_EXERCISE BRIEF_
Write out the full listing again, exactly as it stands.

_SUPPLIED DATA_

··········

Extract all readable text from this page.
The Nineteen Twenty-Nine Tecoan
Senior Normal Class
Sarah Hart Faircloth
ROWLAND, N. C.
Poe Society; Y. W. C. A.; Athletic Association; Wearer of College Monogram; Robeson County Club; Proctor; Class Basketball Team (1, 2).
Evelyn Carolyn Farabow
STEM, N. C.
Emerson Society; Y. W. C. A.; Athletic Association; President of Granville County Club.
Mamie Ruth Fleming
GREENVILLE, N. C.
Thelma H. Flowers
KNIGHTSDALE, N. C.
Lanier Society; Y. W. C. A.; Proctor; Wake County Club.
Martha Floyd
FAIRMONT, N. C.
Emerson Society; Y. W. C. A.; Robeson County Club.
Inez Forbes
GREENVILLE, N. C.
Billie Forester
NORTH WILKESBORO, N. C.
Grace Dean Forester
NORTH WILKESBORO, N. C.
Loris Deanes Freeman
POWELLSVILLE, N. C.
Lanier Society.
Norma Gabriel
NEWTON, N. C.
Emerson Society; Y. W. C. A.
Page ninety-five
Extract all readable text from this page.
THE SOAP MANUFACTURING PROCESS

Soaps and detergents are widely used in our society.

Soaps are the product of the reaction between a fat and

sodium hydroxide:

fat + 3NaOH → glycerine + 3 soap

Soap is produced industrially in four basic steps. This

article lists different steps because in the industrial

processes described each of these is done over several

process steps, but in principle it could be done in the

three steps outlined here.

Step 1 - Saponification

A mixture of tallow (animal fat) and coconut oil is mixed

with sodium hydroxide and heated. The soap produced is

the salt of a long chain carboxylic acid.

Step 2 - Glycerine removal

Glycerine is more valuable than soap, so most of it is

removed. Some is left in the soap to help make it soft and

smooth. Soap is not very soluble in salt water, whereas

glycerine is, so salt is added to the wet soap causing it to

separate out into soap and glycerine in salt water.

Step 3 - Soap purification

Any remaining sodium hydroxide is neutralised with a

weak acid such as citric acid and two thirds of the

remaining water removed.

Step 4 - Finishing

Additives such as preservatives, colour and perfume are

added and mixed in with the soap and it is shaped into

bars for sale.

··········

_THE RESPONSE_
Extract all readable text from this page.
The Nineteen Twenty-Nine Tecoan
Senior Normal Class
Sarah Hart Faircloth
ROWLAND, N. C.
Poe Society; Y. W. C. A.; Athletic Association; Wearer of College Monogram; Robeson County Club; Proctor; Class Basketball Team (1, 2).
Evelyn Carolyn Farabow
STEM, N. C.
Emerson Society; Y. W. C. A.; Athletic Association; President of Granville County Club.
Mamie Ruth Fleming
GREENVILLE, N. C.
Thelma H. Flowers
KNIGHTSDALE, N. C.
Lanier Society; Y. W. C. A.; Proctor; Wake County Club.
Martha Floyd
FAIRMONT, N. C.
Emerson Society; Y. W. C. A.; Robeson County Club.
Inez Forbes
GREENVILLE, N. C.
Billie Forester
NORTH WILKESBORO, N. C.
Grace Dean Forester
NORTH WILKESBORO, N. C.
Loris Deanes Freeman
POWELLSVILLE, N. C.
Lanier Society.
Norma Gabriel
NEWTON, N. C.
Emerson Society; Y. W. C. A.
Page ninety-five
Extract all readable text from this page.
THE SOAP MANUFACTURING PROCESS

Soaps and detergents are widely used in our society.

Soaps are the product of the reaction between a fat and

sodium hydroxide:

fat + 3NaOH → glycerine + 3 soap

Soap is produced industrially in four basic steps. This

article lists different steps because in the industrial

processes described each of these is done over several

process steps, but in principle it could be done in the

three steps outlined here.

Step 1 - Saponification

A mixture of tallow (animal fat) and coconut oil is mixed

with sodium hydroxide and heated. The soap produced is

the salt of a long chain carboxylic acid.

Step 2 - Glycerine removal

Glycerine is more valuable than soap, so most of it is

removed. Some is left in the soap to help make it soft and

smooth. Soap is not very soluble in salt water, whereas

glycerine is, so salt is added to the wet soap causing it to

separate out into soap and glycerine in salt water.

Step 3 - Soap purification

Any remaining sodium hydroxide is neutralised with a

weak acid such as citric acid and two thirds of the

remaining water removed.

Step 4 - Finishing

Additives such as preservatives, colour and perfume are

added and mixed in with the soap and it is shaped into

bars for sale.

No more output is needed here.